**Stored records:**
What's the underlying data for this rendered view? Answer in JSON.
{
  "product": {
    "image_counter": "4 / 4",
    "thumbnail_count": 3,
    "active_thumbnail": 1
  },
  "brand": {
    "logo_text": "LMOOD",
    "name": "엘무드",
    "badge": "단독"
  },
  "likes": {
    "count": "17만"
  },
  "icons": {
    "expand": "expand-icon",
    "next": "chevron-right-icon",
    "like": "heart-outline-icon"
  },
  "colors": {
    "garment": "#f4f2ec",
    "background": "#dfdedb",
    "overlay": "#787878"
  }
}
---
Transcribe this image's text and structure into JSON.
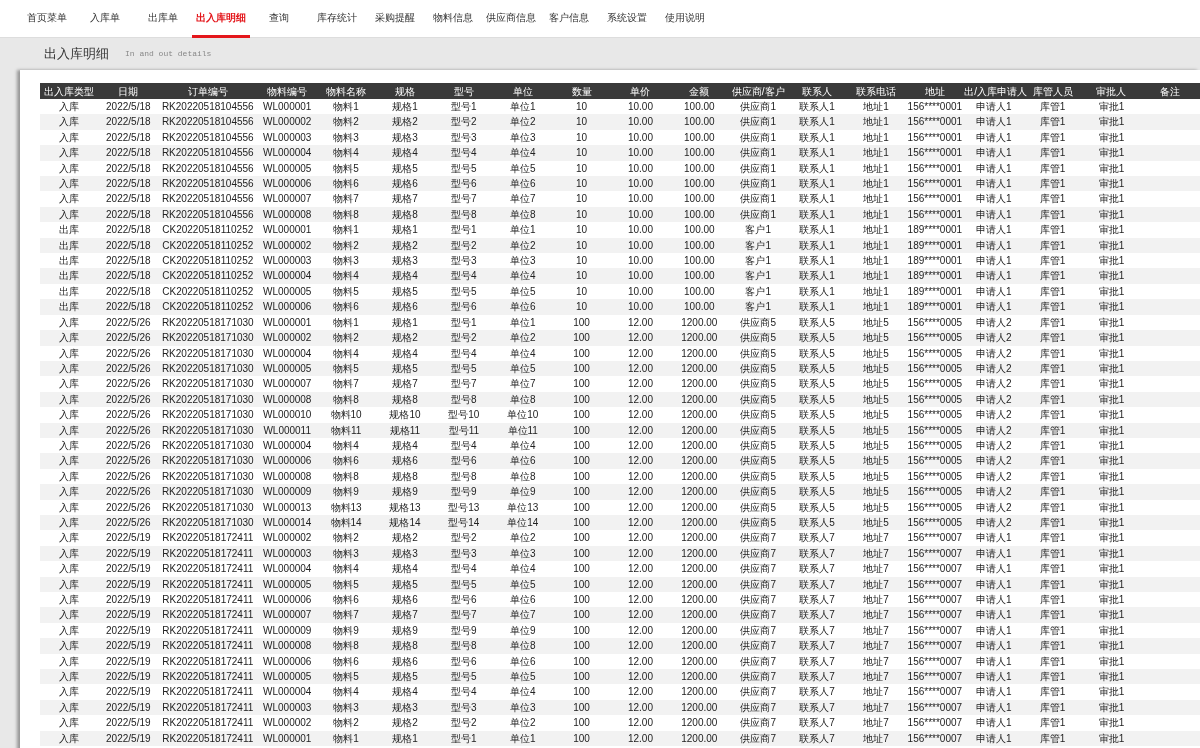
--
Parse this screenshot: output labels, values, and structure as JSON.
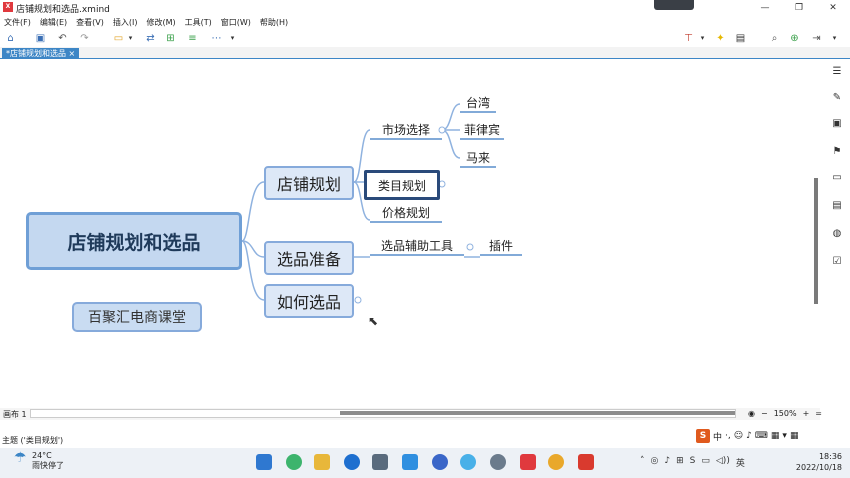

**Requirement:** Where a line of the entries contains the word "structure", copy that line.

**Complete answer:**
Transcribe this image's text and structure into JSON.
Parse this screenshot: output labels, values, and structure as JSON.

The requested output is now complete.